>> start Items
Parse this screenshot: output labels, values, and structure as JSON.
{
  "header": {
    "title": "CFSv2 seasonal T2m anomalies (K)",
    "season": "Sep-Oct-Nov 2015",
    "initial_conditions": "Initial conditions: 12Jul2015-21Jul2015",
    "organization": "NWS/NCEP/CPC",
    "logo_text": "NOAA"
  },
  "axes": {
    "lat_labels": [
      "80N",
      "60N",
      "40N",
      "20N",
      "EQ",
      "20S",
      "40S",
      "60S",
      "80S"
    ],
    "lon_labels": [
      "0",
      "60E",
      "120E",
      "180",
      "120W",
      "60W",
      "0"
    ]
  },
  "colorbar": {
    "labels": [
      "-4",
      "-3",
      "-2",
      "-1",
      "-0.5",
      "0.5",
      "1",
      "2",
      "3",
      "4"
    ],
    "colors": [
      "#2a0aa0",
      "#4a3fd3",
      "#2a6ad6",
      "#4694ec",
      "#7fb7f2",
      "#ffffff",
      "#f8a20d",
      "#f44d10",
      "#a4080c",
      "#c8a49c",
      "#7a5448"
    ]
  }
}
>> end Items
▶ **Given instruction**:
Write out the full listing exactly as given.

▶ **Response below**:
Parse this screenshot: output labels, values, and structure as JSON.
{
  "header": {
    "title": "CFSv2 seasonal T2m anomalies (K)",
    "season": "Sep-Oct-Nov 2015",
    "initial_conditions": "Initial conditions: 12Jul2015-21Jul2015",
    "organization": "NWS/NCEP/CPC",
    "logo_text": "NOAA"
  },
  "axes": {
    "lat_labels": [
      "80N",
      "60N",
      "40N",
      "20N",
      "EQ",
      "20S",
      "40S",
      "60S",
      "80S"
    ],
    "lon_labels": [
      "0",
      "60E",
      "120E",
      "180",
      "120W",
      "60W",
      "0"
    ]
  },
  "colorbar": {
    "labels": [
      "-4",
      "-3",
      "-2",
      "-1",
      "-0.5",
      "0.5",
      "1",
      "2",
      "3",
      "4"
    ],
    "colors": [
      "#2a0aa0",
      "#4a3fd3",
      "#2a6ad6",
      "#4694ec",
      "#7fb7f2",
      "#ffffff",
      "#f8a20d",
      "#f44d10",
      "#a4080c",
      "#c8a49c",
      "#7a5448"
    ]
  }
}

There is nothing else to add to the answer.